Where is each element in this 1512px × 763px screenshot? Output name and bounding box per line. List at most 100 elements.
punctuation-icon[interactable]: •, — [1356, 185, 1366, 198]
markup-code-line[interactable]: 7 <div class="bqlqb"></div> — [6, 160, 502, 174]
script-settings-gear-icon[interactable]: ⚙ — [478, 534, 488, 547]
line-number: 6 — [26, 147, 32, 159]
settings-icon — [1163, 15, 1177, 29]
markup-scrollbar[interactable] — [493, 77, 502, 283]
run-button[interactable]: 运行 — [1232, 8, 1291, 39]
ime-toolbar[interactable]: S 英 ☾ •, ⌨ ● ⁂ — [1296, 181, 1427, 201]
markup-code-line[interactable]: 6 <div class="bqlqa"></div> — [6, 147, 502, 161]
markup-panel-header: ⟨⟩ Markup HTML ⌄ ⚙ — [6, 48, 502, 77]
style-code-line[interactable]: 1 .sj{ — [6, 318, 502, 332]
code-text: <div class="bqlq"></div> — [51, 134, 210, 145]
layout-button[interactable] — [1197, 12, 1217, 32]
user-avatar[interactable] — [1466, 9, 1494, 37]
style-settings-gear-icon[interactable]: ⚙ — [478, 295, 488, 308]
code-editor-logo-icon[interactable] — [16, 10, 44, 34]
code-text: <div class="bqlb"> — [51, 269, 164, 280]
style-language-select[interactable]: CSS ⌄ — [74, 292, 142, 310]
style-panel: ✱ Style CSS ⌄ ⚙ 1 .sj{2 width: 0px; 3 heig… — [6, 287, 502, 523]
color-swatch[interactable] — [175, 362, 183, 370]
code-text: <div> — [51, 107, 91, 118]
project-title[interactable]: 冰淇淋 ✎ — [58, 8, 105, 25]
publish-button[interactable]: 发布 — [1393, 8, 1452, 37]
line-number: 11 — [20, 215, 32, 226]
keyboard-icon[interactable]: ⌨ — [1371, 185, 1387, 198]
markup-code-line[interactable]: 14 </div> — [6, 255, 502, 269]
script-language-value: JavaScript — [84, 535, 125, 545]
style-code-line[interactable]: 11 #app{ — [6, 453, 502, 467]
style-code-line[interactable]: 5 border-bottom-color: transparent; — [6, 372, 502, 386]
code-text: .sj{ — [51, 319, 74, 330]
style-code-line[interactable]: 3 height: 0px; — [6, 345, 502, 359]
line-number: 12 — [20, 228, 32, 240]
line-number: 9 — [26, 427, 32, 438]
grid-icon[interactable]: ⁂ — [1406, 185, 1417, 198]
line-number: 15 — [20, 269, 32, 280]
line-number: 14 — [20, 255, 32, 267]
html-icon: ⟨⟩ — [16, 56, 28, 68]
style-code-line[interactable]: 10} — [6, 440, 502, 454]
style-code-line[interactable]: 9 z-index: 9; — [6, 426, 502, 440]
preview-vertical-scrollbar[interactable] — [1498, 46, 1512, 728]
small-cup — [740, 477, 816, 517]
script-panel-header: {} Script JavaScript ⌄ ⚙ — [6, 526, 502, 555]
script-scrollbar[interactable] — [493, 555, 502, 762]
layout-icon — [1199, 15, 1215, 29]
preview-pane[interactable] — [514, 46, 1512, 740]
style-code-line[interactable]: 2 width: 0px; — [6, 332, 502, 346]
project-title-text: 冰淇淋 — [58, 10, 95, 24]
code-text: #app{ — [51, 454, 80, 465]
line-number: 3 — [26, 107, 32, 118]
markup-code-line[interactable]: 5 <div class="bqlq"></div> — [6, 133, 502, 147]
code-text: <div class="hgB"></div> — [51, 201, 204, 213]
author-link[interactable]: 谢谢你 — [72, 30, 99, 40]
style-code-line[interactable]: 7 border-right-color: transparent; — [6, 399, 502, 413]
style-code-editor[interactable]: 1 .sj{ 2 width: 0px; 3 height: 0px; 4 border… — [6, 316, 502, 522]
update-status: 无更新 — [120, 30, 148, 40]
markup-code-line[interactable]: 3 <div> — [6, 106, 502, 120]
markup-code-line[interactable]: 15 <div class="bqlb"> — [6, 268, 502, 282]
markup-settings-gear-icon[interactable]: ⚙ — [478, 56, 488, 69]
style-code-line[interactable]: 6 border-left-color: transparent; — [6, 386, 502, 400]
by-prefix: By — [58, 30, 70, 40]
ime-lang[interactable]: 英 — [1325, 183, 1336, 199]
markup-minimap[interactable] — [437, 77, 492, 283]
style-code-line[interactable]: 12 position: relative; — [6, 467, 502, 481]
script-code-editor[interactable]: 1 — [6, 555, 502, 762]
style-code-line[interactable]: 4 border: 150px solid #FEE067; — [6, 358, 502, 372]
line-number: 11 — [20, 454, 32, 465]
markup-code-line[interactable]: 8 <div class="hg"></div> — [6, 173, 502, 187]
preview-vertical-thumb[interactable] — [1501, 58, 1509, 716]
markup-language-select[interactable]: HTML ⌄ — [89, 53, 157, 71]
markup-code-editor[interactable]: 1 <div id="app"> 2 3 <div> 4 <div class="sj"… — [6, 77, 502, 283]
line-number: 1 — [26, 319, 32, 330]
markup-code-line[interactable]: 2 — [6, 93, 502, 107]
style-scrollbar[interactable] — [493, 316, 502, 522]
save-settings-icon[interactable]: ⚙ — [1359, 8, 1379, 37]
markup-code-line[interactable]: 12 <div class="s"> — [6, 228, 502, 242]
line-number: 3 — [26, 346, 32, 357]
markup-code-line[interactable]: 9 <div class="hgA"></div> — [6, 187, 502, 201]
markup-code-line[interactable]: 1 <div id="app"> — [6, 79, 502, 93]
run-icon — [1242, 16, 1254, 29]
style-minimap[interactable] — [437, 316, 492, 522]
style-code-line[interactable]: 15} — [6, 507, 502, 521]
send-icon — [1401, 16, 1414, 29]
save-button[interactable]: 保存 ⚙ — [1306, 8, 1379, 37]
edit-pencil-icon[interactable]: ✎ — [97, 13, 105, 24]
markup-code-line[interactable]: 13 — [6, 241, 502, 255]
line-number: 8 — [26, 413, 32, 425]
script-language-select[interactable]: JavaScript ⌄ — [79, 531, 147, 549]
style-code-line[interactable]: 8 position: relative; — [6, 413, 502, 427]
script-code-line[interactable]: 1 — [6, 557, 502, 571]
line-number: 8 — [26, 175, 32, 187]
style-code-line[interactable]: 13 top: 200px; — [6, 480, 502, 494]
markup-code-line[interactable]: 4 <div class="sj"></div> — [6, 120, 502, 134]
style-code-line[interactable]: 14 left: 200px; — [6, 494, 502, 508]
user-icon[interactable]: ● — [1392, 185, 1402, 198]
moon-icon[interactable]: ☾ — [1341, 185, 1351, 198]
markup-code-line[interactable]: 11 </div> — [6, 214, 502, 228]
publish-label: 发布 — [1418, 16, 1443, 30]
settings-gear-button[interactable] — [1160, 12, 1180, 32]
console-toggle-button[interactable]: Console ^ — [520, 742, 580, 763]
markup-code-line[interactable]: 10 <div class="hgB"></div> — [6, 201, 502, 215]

● Written exercise
Please extract every one of the lines above and copy each one character for character.

● Written answer
Where is each element in this 1512px × 763px screenshot? Output name and bounding box per line. List at most 100 elements.
punctuation-icon[interactable]: •, — [1356, 185, 1366, 198]
markup-code-line[interactable]: 7 <div class="bqlqb"></div> — [6, 160, 502, 174]
script-settings-gear-icon[interactable]: ⚙ — [478, 534, 488, 547]
line-number: 6 — [26, 147, 32, 159]
settings-icon — [1163, 15, 1177, 29]
markup-scrollbar[interactable] — [493, 77, 502, 283]
run-button[interactable]: 运行 — [1232, 8, 1291, 39]
ime-toolbar[interactable]: S 英 ☾ •, ⌨ ● ⁂ — [1296, 181, 1427, 201]
markup-code-line[interactable]: 6 <div class="bqlqa"></div> — [6, 147, 502, 161]
markup-panel-header: ⟨⟩ Markup HTML ⌄ ⚙ — [6, 48, 502, 77]
style-code-line[interactable]: 1 .sj{ — [6, 318, 502, 332]
code-text: <div class="bqlq"></div> — [51, 134, 210, 145]
layout-button[interactable] — [1197, 12, 1217, 32]
user-avatar[interactable] — [1466, 9, 1494, 37]
style-settings-gear-icon[interactable]: ⚙ — [478, 295, 488, 308]
code-editor-logo-icon[interactable] — [16, 10, 44, 34]
code-text: <div class="bqlb"> — [51, 269, 164, 280]
style-language-select[interactable]: CSS ⌄ — [74, 292, 142, 310]
style-panel: ✱ Style CSS ⌄ ⚙ 1 .sj{2 width: 0px; 3 heig… — [6, 287, 502, 523]
color-swatch[interactable] — [175, 362, 183, 370]
code-text: <div> — [51, 107, 91, 118]
project-title[interactable]: 冰淇淋 ✎ — [58, 8, 105, 25]
publish-button[interactable]: 发布 — [1393, 8, 1452, 37]
line-number: 11 — [20, 215, 32, 226]
keyboard-icon[interactable]: ⌨ — [1371, 185, 1387, 198]
markup-code-line[interactable]: 14 </div> — [6, 255, 502, 269]
script-language-value: JavaScript — [84, 535, 125, 545]
style-code-line[interactable]: 11 #app{ — [6, 453, 502, 467]
style-code-line[interactable]: 5 border-bottom-color: transparent; — [6, 372, 502, 386]
code-text: .sj{ — [51, 319, 74, 330]
style-code-line[interactable]: 3 height: 0px; — [6, 345, 502, 359]
line-number: 12 — [20, 228, 32, 240]
line-number: 9 — [26, 427, 32, 438]
grid-icon[interactable]: ⁂ — [1406, 185, 1417, 198]
line-number: 15 — [20, 269, 32, 280]
line-number: 14 — [20, 255, 32, 267]
html-icon: ⟨⟩ — [16, 56, 28, 68]
style-code-line[interactable]: 10} — [6, 440, 502, 454]
style-code-line[interactable]: 9 z-index: 9; — [6, 426, 502, 440]
preview-vertical-scrollbar[interactable] — [1498, 46, 1512, 728]
small-cup — [740, 477, 816, 517]
script-panel-header: {} Script JavaScript ⌄ ⚙ — [6, 526, 502, 555]
script-scrollbar[interactable] — [493, 555, 502, 762]
layout-icon — [1199, 15, 1215, 29]
preview-pane[interactable] — [514, 46, 1512, 740]
style-code-line[interactable]: 2 width: 0px; — [6, 332, 502, 346]
project-title-text: 冰淇淋 — [58, 10, 95, 24]
code-text: #app{ — [51, 454, 80, 465]
line-number: 3 — [26, 107, 32, 118]
markup-code-line[interactable]: 5 <div class="bqlq"></div> — [6, 133, 502, 147]
code-text: <div class="hgB"></div> — [51, 201, 204, 213]
author-link[interactable]: 谢谢你 — [72, 30, 99, 40]
style-code-line[interactable]: 7 border-right-color: transparent; — [6, 399, 502, 413]
style-code-editor[interactable]: 1 .sj{ 2 width: 0px; 3 height: 0px; 4 border… — [6, 316, 502, 522]
update-status: 无更新 — [120, 30, 148, 40]
markup-code-line[interactable]: 3 <div> — [6, 106, 502, 120]
markup-code-line[interactable]: 15 <div class="bqlb"> — [6, 268, 502, 282]
markup-settings-gear-icon[interactable]: ⚙ — [478, 56, 488, 69]
style-code-line[interactable]: 6 border-left-color: transparent; — [6, 386, 502, 400]
by-prefix: By — [58, 30, 70, 40]
ime-lang[interactable]: 英 — [1325, 183, 1336, 199]
markup-minimap[interactable] — [437, 77, 492, 283]
style-code-line[interactable]: 12 position: relative; — [6, 467, 502, 481]
script-code-editor[interactable]: 1 — [6, 555, 502, 762]
style-code-line[interactable]: 4 border: 150px solid #FEE067; — [6, 358, 502, 372]
line-number: 11 — [20, 454, 32, 465]
markup-code-line[interactable]: 8 <div class="hg"></div> — [6, 173, 502, 187]
preview-vertical-thumb[interactable] — [1501, 58, 1509, 716]
markup-language-select[interactable]: HTML ⌄ — [89, 53, 157, 71]
markup-code-editor[interactable]: 1 <div id="app"> 2 3 <div> 4 <div class="sj"… — [6, 77, 502, 283]
line-number: 1 — [26, 319, 32, 330]
markup-code-line[interactable]: 2 — [6, 93, 502, 107]
style-scrollbar[interactable] — [493, 316, 502, 522]
save-settings-icon[interactable]: ⚙ — [1359, 8, 1379, 37]
markup-code-line[interactable]: 12 <div class="s"> — [6, 228, 502, 242]
line-number: 3 — [26, 346, 32, 357]
markup-code-line[interactable]: 9 <div class="hgA"></div> — [6, 187, 502, 201]
markup-code-line[interactable]: 1 <div id="app"> — [6, 79, 502, 93]
run-icon — [1242, 16, 1254, 29]
style-minimap[interactable] — [437, 316, 492, 522]
style-code-line[interactable]: 15} — [6, 507, 502, 521]
send-icon — [1401, 16, 1414, 29]
save-button[interactable]: 保存 ⚙ — [1306, 8, 1379, 37]
edit-pencil-icon[interactable]: ✎ — [97, 13, 105, 24]
markup-code-line[interactable]: 13 — [6, 241, 502, 255]
line-number: 8 — [26, 413, 32, 425]
script-language-select[interactable]: JavaScript ⌄ — [79, 531, 147, 549]
style-code-line[interactable]: 8 position: relative; — [6, 413, 502, 427]
script-code-line[interactable]: 1 — [6, 557, 502, 571]
line-number: 8 — [26, 175, 32, 187]
style-code-line[interactable]: 13 top: 200px; — [6, 480, 502, 494]
markup-code-line[interactable]: 4 <div class="sj"></div> — [6, 120, 502, 134]
style-code-line[interactable]: 14 left: 200px; — [6, 494, 502, 508]
user-icon[interactable]: ● — [1392, 185, 1402, 198]
moon-icon[interactable]: ☾ — [1341, 185, 1351, 198]
markup-code-line[interactable]: 11 </div> — [6, 214, 502, 228]
publish-label: 发布 — [1418, 16, 1443, 30]
settings-gear-button[interactable] — [1160, 12, 1180, 32]
console-toggle-button[interactable]: Console ^ — [520, 742, 580, 763]
markup-code-line[interactable]: 10 <div class="hgB"></div> — [6, 201, 502, 215]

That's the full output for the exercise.